Source data
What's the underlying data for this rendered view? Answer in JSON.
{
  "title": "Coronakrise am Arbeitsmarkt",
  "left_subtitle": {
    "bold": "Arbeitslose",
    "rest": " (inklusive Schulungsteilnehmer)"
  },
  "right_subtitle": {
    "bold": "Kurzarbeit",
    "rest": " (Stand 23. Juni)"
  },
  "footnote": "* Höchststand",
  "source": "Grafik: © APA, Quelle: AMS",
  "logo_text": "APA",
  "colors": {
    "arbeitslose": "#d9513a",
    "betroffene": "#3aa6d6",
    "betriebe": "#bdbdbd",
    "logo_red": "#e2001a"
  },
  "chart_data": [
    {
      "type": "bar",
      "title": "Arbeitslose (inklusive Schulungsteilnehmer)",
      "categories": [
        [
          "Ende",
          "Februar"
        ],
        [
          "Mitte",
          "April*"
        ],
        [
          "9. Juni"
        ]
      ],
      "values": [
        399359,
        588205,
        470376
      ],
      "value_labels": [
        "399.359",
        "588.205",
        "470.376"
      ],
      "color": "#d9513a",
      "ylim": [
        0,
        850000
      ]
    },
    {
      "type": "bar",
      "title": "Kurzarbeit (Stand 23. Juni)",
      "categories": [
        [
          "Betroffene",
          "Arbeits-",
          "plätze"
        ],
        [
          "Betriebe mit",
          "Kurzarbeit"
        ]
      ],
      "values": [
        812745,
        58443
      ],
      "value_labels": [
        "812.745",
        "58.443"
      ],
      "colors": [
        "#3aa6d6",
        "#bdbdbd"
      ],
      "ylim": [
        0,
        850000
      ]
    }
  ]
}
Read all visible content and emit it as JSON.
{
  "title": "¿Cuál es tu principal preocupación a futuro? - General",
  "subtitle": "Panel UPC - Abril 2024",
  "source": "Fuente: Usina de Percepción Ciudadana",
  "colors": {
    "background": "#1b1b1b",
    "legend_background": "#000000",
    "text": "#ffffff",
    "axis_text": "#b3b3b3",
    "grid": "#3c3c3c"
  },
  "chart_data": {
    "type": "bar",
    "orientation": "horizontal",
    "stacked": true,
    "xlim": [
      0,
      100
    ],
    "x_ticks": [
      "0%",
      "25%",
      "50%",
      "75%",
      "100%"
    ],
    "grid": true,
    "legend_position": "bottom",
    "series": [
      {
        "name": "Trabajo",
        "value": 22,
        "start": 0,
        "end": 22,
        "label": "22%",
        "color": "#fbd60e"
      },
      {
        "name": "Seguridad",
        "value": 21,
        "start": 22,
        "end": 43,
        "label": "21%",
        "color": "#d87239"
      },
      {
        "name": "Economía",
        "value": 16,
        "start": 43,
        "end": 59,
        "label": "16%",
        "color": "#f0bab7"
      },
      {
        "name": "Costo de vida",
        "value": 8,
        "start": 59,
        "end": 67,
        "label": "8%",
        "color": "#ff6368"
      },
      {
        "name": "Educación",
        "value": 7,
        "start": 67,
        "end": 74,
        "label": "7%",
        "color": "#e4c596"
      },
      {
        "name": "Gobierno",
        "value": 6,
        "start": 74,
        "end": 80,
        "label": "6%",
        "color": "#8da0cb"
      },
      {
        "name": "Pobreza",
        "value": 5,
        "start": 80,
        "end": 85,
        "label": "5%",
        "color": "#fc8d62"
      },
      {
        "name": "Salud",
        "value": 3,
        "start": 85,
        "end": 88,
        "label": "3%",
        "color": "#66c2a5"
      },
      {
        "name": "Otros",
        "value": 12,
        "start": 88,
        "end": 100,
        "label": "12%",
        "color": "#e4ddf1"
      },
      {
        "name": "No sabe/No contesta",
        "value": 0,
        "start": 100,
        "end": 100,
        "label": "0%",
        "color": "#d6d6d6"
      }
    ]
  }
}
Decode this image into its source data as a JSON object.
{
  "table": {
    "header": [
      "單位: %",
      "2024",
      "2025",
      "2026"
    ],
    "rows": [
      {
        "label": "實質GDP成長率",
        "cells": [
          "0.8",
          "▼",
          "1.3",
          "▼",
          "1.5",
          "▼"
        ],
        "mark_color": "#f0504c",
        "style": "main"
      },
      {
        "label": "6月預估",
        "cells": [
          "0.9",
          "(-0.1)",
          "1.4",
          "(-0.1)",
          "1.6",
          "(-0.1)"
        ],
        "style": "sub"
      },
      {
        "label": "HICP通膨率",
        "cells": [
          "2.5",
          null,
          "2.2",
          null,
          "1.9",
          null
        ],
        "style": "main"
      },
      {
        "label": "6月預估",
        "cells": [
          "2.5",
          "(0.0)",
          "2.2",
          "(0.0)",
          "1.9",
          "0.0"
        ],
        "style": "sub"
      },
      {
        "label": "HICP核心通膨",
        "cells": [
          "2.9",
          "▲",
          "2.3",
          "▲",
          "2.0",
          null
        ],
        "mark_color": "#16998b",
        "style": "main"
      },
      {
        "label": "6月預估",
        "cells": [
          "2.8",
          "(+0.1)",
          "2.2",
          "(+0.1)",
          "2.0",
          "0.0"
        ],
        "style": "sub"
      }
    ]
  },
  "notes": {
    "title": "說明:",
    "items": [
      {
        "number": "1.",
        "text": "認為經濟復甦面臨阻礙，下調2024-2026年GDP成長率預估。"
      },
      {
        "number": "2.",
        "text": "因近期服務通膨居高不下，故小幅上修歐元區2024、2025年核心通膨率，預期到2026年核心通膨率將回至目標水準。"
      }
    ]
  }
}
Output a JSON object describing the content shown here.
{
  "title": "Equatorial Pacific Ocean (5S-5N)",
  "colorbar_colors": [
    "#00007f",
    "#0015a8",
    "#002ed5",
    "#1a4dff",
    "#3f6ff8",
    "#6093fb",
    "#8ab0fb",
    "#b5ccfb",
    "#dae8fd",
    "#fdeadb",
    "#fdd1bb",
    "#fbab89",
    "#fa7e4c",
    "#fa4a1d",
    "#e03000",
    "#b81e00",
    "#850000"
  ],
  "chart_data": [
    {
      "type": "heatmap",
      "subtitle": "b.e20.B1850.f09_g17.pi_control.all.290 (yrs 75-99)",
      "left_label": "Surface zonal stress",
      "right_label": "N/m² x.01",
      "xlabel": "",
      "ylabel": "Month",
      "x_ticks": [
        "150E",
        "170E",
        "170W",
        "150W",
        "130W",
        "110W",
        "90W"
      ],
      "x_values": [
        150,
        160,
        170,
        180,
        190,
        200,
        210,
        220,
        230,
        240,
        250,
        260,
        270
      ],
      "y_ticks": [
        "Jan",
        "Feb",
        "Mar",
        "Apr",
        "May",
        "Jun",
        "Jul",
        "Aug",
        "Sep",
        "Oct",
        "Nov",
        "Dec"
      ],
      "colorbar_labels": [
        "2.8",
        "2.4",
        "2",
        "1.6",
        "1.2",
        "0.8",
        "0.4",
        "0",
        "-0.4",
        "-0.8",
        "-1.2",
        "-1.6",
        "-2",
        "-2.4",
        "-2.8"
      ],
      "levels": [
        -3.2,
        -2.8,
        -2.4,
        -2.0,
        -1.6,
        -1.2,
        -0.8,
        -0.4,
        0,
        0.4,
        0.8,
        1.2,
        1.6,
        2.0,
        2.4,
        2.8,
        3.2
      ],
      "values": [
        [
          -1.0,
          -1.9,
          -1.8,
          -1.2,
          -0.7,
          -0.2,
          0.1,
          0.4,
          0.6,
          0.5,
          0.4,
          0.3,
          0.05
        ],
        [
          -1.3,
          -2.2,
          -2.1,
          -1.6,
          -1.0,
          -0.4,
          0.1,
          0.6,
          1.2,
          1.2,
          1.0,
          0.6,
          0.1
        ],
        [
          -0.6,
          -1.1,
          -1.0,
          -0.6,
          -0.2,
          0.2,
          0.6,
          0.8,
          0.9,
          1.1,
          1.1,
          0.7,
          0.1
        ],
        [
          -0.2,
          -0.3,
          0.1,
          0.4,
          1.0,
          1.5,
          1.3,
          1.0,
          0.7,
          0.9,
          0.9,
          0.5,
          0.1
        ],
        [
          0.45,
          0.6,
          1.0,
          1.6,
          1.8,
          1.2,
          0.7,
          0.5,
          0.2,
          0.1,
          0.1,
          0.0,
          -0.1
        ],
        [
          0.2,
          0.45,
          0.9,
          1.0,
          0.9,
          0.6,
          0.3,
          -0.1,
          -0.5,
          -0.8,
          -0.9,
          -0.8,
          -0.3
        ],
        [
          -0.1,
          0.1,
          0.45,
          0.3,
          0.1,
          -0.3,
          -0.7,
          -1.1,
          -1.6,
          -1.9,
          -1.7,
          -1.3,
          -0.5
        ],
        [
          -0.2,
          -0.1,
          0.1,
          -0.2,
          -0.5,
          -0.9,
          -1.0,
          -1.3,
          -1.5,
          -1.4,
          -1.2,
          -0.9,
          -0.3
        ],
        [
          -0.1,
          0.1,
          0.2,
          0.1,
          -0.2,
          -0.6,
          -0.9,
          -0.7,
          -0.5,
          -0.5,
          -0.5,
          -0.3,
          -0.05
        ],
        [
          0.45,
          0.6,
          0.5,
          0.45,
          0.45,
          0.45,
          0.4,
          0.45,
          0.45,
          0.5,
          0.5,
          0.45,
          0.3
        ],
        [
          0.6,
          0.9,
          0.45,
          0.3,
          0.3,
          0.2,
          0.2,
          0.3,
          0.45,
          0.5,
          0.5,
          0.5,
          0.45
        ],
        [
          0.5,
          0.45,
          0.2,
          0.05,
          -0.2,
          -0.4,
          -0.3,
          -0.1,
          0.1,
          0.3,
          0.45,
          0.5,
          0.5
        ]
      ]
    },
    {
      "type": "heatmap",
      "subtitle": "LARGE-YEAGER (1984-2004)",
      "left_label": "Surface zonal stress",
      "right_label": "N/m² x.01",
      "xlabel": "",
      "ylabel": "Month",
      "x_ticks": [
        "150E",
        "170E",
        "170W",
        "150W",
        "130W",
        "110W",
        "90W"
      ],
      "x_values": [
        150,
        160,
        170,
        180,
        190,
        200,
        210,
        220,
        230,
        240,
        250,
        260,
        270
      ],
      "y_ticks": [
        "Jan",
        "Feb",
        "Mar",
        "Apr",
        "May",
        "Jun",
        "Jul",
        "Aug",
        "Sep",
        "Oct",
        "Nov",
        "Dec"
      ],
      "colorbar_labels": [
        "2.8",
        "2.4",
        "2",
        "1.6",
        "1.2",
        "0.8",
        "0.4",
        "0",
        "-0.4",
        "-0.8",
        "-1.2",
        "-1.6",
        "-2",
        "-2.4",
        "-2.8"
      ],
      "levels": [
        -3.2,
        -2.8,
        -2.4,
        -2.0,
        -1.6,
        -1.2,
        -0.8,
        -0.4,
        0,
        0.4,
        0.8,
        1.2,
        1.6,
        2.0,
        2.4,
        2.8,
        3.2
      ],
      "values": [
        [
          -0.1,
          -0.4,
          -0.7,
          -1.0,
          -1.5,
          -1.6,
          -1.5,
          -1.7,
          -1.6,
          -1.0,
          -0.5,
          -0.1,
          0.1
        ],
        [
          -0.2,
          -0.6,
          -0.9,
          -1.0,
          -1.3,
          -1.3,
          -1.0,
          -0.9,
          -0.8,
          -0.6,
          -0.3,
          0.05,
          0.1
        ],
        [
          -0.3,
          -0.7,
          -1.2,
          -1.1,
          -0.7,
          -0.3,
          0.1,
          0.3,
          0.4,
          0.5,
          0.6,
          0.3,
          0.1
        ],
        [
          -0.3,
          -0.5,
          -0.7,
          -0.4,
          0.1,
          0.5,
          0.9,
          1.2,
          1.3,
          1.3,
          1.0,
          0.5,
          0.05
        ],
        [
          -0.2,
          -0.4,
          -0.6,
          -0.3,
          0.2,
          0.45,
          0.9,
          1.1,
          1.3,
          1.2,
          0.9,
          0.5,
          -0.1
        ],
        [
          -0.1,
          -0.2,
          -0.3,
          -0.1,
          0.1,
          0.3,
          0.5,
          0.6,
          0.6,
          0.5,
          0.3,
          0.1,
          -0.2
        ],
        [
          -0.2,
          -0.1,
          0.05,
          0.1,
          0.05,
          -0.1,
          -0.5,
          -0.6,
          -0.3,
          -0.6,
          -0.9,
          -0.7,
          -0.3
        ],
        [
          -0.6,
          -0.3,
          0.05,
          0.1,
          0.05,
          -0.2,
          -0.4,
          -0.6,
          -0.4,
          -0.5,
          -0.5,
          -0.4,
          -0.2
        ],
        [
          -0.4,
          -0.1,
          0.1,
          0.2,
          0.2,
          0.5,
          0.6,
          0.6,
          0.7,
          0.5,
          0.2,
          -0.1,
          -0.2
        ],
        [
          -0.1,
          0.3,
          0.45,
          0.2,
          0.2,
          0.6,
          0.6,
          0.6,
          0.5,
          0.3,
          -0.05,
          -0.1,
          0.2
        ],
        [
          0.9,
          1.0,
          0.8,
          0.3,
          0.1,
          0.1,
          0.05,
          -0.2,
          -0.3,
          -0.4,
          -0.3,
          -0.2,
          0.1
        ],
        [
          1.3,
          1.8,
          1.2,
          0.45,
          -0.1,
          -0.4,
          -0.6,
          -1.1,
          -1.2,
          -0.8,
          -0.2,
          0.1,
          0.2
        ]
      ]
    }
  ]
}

# To do
Pull out all lines from the listing that contain the string "JSON".

# Result
What's the underlying data for this rendered view? Answer in JSON.
Read all visible content and emit it as JSON.
Decode this image into its source data as a JSON object.
Output a JSON object describing the content shown here.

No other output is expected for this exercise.